> INSTRUCTIONS TO FOLLOW
Look over the lines below. Report each one that includes the string "into".
⁂
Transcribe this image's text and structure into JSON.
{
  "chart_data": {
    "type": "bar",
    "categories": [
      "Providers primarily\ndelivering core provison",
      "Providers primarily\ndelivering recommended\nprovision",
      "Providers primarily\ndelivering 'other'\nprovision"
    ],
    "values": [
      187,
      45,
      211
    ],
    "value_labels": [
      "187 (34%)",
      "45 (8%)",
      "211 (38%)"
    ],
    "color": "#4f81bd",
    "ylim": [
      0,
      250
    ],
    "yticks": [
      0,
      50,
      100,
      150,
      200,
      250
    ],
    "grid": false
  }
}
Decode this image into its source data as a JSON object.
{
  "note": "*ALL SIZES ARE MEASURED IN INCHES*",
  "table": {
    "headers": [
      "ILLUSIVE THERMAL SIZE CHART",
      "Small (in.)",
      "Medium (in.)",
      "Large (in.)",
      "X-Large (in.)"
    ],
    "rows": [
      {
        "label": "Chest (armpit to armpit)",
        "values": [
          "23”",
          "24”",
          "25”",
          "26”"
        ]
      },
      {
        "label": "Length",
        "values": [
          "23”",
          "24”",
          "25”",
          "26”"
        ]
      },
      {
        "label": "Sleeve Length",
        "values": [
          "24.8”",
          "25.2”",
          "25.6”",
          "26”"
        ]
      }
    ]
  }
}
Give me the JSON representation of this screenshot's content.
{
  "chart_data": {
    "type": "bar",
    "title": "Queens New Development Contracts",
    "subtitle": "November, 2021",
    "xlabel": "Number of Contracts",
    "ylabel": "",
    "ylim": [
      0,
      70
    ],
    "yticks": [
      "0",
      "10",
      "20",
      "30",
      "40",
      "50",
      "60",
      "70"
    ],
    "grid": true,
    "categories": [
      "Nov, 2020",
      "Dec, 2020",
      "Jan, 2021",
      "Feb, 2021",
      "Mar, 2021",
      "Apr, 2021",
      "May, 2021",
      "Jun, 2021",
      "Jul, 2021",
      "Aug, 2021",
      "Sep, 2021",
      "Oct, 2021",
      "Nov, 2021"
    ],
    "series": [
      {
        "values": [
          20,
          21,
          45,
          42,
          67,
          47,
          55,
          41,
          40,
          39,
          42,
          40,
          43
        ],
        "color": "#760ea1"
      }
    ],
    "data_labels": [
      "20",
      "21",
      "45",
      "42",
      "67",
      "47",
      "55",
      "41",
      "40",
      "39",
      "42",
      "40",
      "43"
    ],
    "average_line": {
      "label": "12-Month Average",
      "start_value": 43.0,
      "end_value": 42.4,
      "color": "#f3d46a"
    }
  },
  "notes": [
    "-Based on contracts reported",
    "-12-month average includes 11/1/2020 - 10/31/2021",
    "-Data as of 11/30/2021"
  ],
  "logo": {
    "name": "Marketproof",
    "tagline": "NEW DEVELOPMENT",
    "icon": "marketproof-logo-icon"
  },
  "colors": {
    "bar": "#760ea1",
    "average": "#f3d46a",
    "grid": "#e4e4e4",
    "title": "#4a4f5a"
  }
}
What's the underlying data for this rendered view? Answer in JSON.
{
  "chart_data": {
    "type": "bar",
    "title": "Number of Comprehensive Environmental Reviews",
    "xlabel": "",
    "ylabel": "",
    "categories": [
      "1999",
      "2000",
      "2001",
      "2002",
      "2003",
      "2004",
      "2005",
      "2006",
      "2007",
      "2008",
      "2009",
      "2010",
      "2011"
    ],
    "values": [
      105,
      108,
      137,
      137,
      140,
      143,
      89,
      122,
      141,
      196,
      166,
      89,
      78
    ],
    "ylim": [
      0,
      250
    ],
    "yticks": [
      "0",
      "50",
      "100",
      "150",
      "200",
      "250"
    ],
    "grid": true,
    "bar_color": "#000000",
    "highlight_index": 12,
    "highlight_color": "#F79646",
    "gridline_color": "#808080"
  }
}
⁂
> FINAL RESULT
Transcribe this image's text and structure into JSON.
Decode this image into its source data as a JSON object.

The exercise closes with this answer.